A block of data
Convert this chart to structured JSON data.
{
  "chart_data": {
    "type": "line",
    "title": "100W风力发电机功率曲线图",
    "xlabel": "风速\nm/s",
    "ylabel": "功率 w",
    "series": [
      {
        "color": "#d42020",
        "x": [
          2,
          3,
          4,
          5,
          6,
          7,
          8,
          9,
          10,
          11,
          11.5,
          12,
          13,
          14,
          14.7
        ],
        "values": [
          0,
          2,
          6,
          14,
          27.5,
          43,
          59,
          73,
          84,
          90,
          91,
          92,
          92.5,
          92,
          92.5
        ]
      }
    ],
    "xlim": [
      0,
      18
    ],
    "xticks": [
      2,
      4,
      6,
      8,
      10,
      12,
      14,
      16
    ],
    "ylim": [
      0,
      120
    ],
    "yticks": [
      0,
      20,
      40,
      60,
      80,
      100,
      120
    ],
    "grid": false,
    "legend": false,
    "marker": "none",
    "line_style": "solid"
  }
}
--
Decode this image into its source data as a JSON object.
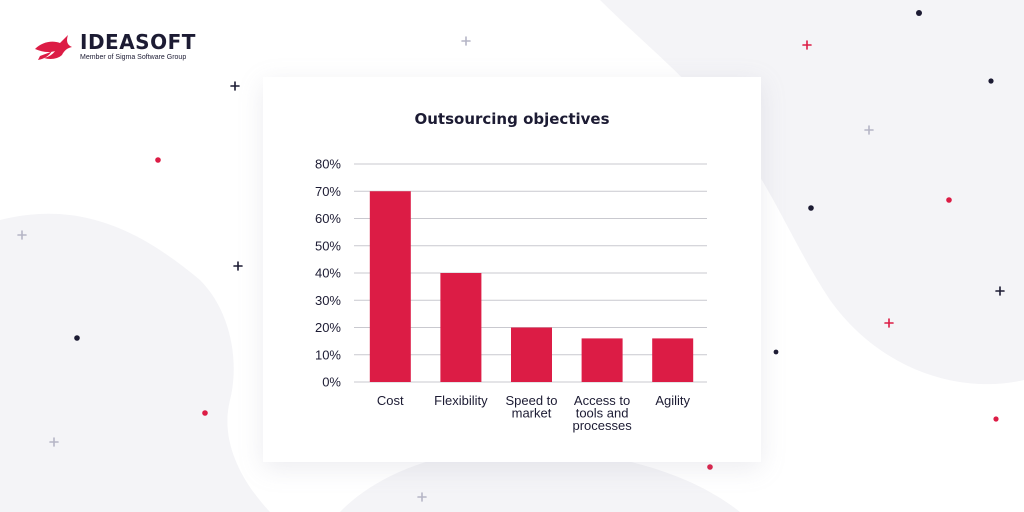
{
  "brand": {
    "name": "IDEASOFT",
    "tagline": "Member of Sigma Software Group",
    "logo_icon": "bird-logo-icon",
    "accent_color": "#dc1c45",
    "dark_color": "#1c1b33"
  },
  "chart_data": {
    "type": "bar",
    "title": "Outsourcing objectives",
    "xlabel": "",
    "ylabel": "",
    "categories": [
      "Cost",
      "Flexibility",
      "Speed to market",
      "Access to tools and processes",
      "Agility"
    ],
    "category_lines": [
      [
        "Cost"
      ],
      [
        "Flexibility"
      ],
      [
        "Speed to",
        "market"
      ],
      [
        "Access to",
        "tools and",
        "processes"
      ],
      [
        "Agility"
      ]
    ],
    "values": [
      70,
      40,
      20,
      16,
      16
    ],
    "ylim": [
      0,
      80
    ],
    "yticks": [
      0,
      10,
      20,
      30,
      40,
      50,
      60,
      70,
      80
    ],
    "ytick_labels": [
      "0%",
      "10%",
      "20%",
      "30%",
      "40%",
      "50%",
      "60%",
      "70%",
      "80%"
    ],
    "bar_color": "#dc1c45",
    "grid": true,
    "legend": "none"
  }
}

→ TASK
From the data above, count the lines where "this" occurs and give that figure and nothing else.

→ ANSWER FOR THE TASK
2